Records from a data collection:
==*==
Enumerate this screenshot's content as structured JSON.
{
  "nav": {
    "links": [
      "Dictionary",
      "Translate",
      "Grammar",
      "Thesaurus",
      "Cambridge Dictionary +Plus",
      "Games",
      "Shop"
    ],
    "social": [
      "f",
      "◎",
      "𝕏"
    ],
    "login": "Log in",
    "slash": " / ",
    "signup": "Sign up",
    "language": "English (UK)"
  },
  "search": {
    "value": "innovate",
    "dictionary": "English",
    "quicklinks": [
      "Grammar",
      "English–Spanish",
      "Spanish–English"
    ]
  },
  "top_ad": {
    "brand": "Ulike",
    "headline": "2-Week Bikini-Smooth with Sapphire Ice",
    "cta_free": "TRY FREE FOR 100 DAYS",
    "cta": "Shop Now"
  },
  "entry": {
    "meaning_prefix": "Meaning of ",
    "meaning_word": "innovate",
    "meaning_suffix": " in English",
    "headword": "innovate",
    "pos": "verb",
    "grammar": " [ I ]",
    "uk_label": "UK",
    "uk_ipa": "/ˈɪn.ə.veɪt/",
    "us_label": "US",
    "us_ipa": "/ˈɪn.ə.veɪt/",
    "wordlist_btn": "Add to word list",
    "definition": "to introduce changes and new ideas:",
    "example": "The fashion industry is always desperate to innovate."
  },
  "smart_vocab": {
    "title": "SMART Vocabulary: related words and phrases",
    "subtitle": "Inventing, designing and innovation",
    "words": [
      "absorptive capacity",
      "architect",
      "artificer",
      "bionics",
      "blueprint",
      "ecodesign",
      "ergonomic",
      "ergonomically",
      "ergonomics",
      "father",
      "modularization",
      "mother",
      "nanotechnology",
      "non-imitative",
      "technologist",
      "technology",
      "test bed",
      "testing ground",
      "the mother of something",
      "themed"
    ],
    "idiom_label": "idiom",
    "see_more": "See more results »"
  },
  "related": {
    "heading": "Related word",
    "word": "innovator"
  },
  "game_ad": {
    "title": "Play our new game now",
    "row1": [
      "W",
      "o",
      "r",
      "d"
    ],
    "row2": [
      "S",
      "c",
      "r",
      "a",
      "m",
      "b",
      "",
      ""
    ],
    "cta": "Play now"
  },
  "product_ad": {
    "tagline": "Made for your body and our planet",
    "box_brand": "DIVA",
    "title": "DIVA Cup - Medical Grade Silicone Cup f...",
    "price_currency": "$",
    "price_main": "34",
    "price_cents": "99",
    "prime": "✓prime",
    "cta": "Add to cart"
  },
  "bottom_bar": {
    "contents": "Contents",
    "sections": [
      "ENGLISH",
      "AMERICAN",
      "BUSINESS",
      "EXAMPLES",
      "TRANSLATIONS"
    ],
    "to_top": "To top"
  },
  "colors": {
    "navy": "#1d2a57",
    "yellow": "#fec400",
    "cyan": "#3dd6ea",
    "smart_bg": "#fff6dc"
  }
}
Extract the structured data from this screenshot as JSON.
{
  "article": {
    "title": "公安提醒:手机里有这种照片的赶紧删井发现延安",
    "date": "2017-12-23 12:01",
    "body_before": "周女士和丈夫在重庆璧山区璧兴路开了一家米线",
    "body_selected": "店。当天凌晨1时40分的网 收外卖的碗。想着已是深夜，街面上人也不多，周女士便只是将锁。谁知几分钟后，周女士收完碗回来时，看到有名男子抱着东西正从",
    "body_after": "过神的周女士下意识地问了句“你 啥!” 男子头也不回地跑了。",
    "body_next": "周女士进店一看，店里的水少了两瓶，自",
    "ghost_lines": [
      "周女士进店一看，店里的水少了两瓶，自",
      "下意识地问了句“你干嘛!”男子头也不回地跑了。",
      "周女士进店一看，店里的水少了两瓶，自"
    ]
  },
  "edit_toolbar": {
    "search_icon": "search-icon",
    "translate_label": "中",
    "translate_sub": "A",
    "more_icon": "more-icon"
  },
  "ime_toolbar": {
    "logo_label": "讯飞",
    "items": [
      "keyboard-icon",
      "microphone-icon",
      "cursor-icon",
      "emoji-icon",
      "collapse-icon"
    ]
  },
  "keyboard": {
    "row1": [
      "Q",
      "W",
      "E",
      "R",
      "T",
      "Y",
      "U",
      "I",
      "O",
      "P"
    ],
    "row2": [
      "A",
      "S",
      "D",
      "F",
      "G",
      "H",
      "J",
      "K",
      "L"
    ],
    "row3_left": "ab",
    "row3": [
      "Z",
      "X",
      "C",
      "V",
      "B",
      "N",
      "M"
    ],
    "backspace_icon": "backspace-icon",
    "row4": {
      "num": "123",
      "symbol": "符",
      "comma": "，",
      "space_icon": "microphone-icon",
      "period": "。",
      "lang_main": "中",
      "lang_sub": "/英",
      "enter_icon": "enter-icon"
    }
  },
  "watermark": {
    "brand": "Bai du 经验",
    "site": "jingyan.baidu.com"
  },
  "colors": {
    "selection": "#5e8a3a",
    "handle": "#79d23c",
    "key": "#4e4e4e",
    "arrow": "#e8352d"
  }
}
==*==
* _Objective_:
In the entries above, how many lines hold the word "more"? State the number and nothing else.

* _Solution for this exercise_:
2